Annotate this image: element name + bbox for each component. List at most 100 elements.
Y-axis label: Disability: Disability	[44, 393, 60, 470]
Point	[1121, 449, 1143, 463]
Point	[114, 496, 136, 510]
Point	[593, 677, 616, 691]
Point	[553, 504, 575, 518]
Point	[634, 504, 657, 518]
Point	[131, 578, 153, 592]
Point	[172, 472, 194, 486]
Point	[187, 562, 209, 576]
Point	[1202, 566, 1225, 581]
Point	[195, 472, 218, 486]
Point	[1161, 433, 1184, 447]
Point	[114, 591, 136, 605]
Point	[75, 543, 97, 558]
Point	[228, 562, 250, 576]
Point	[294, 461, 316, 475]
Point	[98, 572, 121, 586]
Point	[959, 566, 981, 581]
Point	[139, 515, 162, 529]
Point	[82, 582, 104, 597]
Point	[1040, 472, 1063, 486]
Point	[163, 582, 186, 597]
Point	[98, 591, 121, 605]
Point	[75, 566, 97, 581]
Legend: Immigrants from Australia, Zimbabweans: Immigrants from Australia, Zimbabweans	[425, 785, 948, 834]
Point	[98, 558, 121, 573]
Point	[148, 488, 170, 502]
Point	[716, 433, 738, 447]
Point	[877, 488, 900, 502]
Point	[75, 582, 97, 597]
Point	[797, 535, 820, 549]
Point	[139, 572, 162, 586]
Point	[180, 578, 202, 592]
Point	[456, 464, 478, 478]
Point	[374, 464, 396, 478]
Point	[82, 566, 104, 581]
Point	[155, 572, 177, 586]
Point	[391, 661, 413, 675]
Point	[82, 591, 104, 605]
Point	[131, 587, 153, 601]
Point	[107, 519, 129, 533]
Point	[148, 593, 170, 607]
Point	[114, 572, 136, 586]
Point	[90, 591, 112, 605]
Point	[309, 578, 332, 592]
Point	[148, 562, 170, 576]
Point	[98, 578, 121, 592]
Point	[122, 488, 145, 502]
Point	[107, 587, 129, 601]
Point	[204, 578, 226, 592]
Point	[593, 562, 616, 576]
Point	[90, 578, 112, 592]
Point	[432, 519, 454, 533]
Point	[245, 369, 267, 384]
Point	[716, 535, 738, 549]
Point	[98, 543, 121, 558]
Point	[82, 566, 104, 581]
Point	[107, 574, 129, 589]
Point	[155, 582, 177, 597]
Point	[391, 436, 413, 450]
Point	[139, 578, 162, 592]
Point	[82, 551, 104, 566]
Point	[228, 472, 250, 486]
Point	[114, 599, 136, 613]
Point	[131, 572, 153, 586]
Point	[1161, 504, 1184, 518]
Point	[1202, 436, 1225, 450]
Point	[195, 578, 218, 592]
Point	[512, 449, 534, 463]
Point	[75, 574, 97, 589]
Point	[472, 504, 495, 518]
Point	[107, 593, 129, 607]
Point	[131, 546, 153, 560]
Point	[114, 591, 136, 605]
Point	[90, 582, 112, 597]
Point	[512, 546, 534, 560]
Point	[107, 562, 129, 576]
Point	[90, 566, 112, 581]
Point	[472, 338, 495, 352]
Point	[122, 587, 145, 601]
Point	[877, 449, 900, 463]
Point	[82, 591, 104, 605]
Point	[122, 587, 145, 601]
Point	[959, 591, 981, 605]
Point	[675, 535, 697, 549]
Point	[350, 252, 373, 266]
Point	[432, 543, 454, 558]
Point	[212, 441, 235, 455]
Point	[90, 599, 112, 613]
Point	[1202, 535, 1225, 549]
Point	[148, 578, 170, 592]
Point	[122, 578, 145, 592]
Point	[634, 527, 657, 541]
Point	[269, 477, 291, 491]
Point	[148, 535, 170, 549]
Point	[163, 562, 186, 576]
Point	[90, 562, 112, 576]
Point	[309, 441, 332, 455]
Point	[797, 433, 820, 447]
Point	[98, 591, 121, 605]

++++++

> _Problem details_: Repeat the listing verbatim, from its first line through the line containing "578, 153, 592]". Include both of those lines.

> _Reply_:
Annotate this image: element name + bbox for each component. List at most 100 elements.
Y-axis label: Disability: Disability	[44, 393, 60, 470]
Point	[1121, 449, 1143, 463]
Point	[114, 496, 136, 510]
Point	[593, 677, 616, 691]
Point	[553, 504, 575, 518]
Point	[634, 504, 657, 518]
Point	[131, 578, 153, 592]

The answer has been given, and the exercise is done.